_What is asked_
Extract each line from the entries below that has the string "Макс" in it.

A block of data
[Start]

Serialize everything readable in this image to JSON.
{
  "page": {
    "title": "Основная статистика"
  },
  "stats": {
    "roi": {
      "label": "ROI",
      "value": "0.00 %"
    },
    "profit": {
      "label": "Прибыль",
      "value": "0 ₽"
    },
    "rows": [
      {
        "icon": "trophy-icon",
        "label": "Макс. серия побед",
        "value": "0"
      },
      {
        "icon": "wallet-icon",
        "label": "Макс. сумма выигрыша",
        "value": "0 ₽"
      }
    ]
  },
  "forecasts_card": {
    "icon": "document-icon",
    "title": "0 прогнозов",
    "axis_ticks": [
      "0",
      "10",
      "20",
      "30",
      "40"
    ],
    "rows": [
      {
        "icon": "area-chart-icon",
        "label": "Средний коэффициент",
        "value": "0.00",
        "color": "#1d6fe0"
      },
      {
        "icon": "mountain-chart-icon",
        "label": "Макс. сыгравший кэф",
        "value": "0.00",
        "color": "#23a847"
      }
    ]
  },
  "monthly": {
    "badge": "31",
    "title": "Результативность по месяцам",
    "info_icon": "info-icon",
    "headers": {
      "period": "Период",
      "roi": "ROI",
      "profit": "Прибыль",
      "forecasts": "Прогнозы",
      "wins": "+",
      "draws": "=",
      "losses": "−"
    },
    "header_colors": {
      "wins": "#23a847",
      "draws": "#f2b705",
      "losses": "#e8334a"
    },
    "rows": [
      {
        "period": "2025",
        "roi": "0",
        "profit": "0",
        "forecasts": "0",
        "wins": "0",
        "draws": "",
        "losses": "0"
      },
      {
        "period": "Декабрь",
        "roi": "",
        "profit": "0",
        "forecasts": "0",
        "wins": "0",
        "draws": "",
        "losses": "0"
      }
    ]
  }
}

[End]

_Written solution_
        "label": "Макс. серия побед",
        "label": "Макс. сумма выигрыша",
        "label": "Макс. сыгравший кэф",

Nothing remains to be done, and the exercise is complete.